▶ Given request:
Write out every line of the material exactly as it appears.

Saved data entries
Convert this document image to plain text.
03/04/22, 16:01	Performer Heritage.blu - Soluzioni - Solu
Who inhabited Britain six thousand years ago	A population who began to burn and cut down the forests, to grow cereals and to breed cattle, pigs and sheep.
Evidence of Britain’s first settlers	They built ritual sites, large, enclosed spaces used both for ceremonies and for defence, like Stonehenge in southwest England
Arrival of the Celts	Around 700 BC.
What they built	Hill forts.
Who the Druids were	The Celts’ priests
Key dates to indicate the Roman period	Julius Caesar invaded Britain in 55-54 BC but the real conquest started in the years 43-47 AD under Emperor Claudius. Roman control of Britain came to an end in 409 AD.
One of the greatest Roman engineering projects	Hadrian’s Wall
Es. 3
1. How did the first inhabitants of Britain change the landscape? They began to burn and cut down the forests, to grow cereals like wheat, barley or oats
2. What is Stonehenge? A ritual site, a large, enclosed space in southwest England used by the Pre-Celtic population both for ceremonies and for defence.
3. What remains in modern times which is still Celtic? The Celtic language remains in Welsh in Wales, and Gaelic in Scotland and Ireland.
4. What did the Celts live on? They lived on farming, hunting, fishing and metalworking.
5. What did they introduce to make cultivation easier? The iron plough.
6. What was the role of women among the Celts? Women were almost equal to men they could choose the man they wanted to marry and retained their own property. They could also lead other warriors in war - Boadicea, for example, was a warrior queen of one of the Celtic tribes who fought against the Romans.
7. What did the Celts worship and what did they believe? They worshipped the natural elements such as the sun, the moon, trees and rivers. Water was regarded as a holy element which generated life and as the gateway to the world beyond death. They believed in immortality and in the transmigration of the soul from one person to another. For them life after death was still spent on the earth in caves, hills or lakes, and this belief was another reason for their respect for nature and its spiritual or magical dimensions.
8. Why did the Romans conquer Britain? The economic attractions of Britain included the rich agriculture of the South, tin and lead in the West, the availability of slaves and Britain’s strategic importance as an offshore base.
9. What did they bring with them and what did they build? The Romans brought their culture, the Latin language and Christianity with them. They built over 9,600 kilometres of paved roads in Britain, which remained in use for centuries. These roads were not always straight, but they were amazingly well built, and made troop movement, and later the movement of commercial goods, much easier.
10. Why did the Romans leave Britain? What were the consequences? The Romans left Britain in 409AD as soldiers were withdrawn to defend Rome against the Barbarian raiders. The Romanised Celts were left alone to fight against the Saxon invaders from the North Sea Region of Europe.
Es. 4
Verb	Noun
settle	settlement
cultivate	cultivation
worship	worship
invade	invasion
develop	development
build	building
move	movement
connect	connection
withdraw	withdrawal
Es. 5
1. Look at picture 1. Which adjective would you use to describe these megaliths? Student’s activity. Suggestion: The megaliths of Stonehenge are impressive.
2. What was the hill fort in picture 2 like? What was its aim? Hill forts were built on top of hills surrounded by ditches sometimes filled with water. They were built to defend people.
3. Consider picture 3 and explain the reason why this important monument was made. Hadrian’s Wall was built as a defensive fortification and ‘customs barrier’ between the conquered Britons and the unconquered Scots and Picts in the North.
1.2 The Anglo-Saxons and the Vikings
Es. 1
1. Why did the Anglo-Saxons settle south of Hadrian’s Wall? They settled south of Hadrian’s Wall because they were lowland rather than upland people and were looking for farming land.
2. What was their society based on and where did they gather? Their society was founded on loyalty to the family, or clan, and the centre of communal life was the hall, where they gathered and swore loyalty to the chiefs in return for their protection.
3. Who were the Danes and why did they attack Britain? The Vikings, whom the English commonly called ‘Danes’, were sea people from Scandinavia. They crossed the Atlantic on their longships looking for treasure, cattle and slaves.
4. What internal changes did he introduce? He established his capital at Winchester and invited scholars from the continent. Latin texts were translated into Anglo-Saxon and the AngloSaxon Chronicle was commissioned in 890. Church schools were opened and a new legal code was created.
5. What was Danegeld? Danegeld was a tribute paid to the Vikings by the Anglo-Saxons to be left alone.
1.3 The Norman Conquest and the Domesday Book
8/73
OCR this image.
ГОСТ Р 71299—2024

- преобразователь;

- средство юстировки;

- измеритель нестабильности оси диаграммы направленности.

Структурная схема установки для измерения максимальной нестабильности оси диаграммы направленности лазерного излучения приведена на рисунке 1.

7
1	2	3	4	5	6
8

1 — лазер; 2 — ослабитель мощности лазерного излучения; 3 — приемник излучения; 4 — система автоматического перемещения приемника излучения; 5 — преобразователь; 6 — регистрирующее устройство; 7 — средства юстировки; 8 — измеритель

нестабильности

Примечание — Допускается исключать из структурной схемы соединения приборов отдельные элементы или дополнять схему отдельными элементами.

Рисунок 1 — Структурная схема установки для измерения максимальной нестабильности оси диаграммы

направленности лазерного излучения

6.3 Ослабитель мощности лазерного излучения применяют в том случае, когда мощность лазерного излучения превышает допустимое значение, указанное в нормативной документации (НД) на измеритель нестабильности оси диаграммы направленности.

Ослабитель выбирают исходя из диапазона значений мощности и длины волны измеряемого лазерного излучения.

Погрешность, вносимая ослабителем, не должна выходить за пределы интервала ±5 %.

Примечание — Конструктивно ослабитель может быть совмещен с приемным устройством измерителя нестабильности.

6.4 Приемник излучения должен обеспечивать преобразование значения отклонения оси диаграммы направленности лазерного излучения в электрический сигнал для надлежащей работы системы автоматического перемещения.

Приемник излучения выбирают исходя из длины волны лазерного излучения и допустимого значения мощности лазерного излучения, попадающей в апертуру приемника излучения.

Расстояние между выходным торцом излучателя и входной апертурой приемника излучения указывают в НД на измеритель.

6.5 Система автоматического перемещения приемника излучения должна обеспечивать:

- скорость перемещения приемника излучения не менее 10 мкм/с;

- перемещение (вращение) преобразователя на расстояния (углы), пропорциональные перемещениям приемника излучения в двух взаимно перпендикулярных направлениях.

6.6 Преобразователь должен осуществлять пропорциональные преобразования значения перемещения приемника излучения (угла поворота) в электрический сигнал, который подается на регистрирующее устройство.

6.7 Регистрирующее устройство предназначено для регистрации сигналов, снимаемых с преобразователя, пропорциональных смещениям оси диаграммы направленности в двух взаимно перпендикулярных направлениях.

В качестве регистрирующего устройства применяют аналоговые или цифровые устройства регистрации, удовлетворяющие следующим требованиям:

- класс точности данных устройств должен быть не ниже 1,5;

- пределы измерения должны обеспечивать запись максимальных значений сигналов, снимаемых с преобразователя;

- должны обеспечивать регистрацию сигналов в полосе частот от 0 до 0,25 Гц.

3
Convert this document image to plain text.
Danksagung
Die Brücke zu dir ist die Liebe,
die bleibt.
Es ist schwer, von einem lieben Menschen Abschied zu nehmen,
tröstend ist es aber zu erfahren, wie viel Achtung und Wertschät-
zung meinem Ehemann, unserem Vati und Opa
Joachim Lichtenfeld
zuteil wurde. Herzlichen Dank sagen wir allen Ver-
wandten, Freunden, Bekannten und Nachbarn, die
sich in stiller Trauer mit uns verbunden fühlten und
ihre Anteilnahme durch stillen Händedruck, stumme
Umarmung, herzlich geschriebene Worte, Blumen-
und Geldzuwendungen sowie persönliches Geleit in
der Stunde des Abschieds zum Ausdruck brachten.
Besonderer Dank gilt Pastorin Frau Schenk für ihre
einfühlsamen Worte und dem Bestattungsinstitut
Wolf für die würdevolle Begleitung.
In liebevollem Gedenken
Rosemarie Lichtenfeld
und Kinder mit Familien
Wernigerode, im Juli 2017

▶ Exercise output:
Convert this document image to plain text.
03/04/22, 16:01	Performer Heritage.blu - Soluzioni - Solu
Who inhabited Britain six thousand years ago	A population who began to burn and cut down the forests, to grow cereals and to breed cattle, pigs and sheep.
Evidence of Britain’s first settlers	They built ritual sites, large, enclosed spaces used both for ceremonies and for defence, like Stonehenge in southwest England
Arrival of the Celts	Around 700 BC.
What they built	Hill forts.
Who the Druids were	The Celts’ priests
Key dates to indicate the Roman period	Julius Caesar invaded Britain in 55-54 BC but the real conquest started in the years 43-47 AD under Emperor Claudius. Roman control of Britain came to an end in 409 AD.
One of the greatest Roman engineering projects	Hadrian’s Wall
Es. 3
1. How did the first inhabitants of Britain change the landscape? They began to burn and cut down the forests, to grow cereals like wheat, barley or oats
2. What is Stonehenge? A ritual site, a large, enclosed space in southwest England used by the Pre-Celtic population both for ceremonies and for defence.
3. What remains in modern times which is still Celtic? The Celtic language remains in Welsh in Wales, and Gaelic in Scotland and Ireland.
4. What did the Celts live on? They lived on farming, hunting, fishing and metalworking.
5. What did they introduce to make cultivation easier? The iron plough.
6. What was the role of women among the Celts? Women were almost equal to men they could choose the man they wanted to marry and retained their own property. They could also lead other warriors in war - Boadicea, for example, was a warrior queen of one of the Celtic tribes who fought against the Romans.
7. What did the Celts worship and what did they believe? They worshipped the natural elements such as the sun, the moon, trees and rivers. Water was regarded as a holy element which generated life and as the gateway to the world beyond death. They believed in immortality and in the transmigration of the soul from one person to another. For them life after death was still spent on the earth in caves, hills or lakes, and this belief was another reason for their respect for nature and its spiritual or magical dimensions.
8. Why did the Romans conquer Britain? The economic attractions of Britain included the rich agriculture of the South, tin and lead in the West, the availability of slaves and Britain’s strategic importance as an offshore base.
9. What did they bring with them and what did they build? The Romans brought their culture, the Latin language and Christianity with them. They built over 9,600 kilometres of paved roads in Britain, which remained in use for centuries. These roads were not always straight, but they were amazingly well built, and made troop movement, and later the movement of commercial goods, much easier.
10. Why did the Romans leave Britain? What were the consequences? The Romans left Britain in 409AD as soldiers were withdrawn to defend Rome against the Barbarian raiders. The Romanised Celts were left alone to fight against the Saxon invaders from the North Sea Region of Europe.
Es. 4
Verb	Noun
settle	settlement
cultivate	cultivation
worship	worship
invade	invasion
develop	development
build	building
move	movement
connect	connection
withdraw	withdrawal
Es. 5
1. Look at picture 1. Which adjective would you use to describe these megaliths? Student’s activity. Suggestion: The megaliths of Stonehenge are impressive.
2. What was the hill fort in picture 2 like? What was its aim? Hill forts were built on top of hills surrounded by ditches sometimes filled with water. They were built to defend people.
3. Consider picture 3 and explain the reason why this important monument was made. Hadrian’s Wall was built as a defensive fortification and ‘customs barrier’ between the conquered Britons and the unconquered Scots and Picts in the North.
1.2 The Anglo-Saxons and the Vikings
Es. 1
1. Why did the Anglo-Saxons settle south of Hadrian’s Wall? They settled south of Hadrian’s Wall because they were lowland rather than upland people and were looking for farming land.
2. What was their society based on and where did they gather? Their society was founded on loyalty to the family, or clan, and the centre of communal life was the hall, where they gathered and swore loyalty to the chiefs in return for their protection.
3. Who were the Danes and why did they attack Britain? The Vikings, whom the English commonly called ‘Danes’, were sea people from Scandinavia. They crossed the Atlantic on their longships looking for treasure, cattle and slaves.
4. What internal changes did he introduce? He established his capital at Winchester and invited scholars from the continent. Latin texts were translated into Anglo-Saxon and the AngloSaxon Chronicle was commissioned in 890. Church schools were opened and a new legal code was created.
5. What was Danegeld? Danegeld was a tribute paid to the Vikings by the Anglo-Saxons to be left alone.
1.3 The Norman Conquest and the Domesday Book
8/73
OCR this image.
ГОСТ Р 71299—2024

- преобразователь;

- средство юстировки;

- измеритель нестабильности оси диаграммы направленности.

Структурная схема установки для измерения максимальной нестабильности оси диаграммы направленности лазерного излучения приведена на рисунке 1.

7
1	2	3	4	5	6
8

1 — лазер; 2 — ослабитель мощности лазерного излучения; 3 — приемник излучения; 4 — система автоматического перемещения приемника излучения; 5 — преобразователь; 6 — регистрирующее устройство; 7 — средства юстировки; 8 — измеритель

нестабильности

Примечание — Допускается исключать из структурной схемы соединения приборов отдельные элементы или дополнять схему отдельными элементами.

Рисунок 1 — Структурная схема установки для измерения максимальной нестабильности оси диаграммы

направленности лазерного излучения

6.3 Ослабитель мощности лазерного излучения применяют в том случае, когда мощность лазерного излучения превышает допустимое значение, указанное в нормативной документации (НД) на измеритель нестабильности оси диаграммы направленности.

Ослабитель выбирают исходя из диапазона значений мощности и длины волны измеряемого лазерного излучения.

Погрешность, вносимая ослабителем, не должна выходить за пределы интервала ±5 %.

Примечание — Конструктивно ослабитель может быть совмещен с приемным устройством измерителя нестабильности.

6.4 Приемник излучения должен обеспечивать преобразование значения отклонения оси диаграммы направленности лазерного излучения в электрический сигнал для надлежащей работы системы автоматического перемещения.

Приемник излучения выбирают исходя из длины волны лазерного излучения и допустимого значения мощности лазерного излучения, попадающей в апертуру приемника излучения.

Расстояние между выходным торцом излучателя и входной апертурой приемника излучения указывают в НД на измеритель.

6.5 Система автоматического перемещения приемника излучения должна обеспечивать:

- скорость перемещения приемника излучения не менее 10 мкм/с;

- перемещение (вращение) преобразователя на расстояния (углы), пропорциональные перемещениям приемника излучения в двух взаимно перпендикулярных направлениях.

6.6 Преобразователь должен осуществлять пропорциональные преобразования значения перемещения приемника излучения (угла поворота) в электрический сигнал, который подается на регистрирующее устройство.

6.7 Регистрирующее устройство предназначено для регистрации сигналов, снимаемых с преобразователя, пропорциональных смещениям оси диаграммы направленности в двух взаимно перпендикулярных направлениях.

В качестве регистрирующего устройства применяют аналоговые или цифровые устройства регистрации, удовлетворяющие следующим требованиям:

- класс точности данных устройств должен быть не ниже 1,5;

- пределы измерения должны обеспечивать запись максимальных значений сигналов, снимаемых с преобразователя;

- должны обеспечивать регистрацию сигналов в полосе частот от 0 до 0,25 Гц.

3
Convert this document image to plain text.
Danksagung
Die Brücke zu dir ist die Liebe,
die bleibt.
Es ist schwer, von einem lieben Menschen Abschied zu nehmen,
tröstend ist es aber zu erfahren, wie viel Achtung und Wertschät-
zung meinem Ehemann, unserem Vati und Opa
Joachim Lichtenfeld
zuteil wurde. Herzlichen Dank sagen wir allen Ver-
wandten, Freunden, Bekannten und Nachbarn, die
sich in stiller Trauer mit uns verbunden fühlten und
ihre Anteilnahme durch stillen Händedruck, stumme
Umarmung, herzlich geschriebene Worte, Blumen-
und Geldzuwendungen sowie persönliches Geleit in
der Stunde des Abschieds zum Ausdruck brachten.
Besonderer Dank gilt Pastorin Frau Schenk für ihre
einfühlsamen Worte und dem Bestattungsinstitut
Wolf für die würdevolle Begleitung.
In liebevollem Gedenken
Rosemarie Lichtenfeld
und Kinder mit Familien
Wernigerode, im Juli 2017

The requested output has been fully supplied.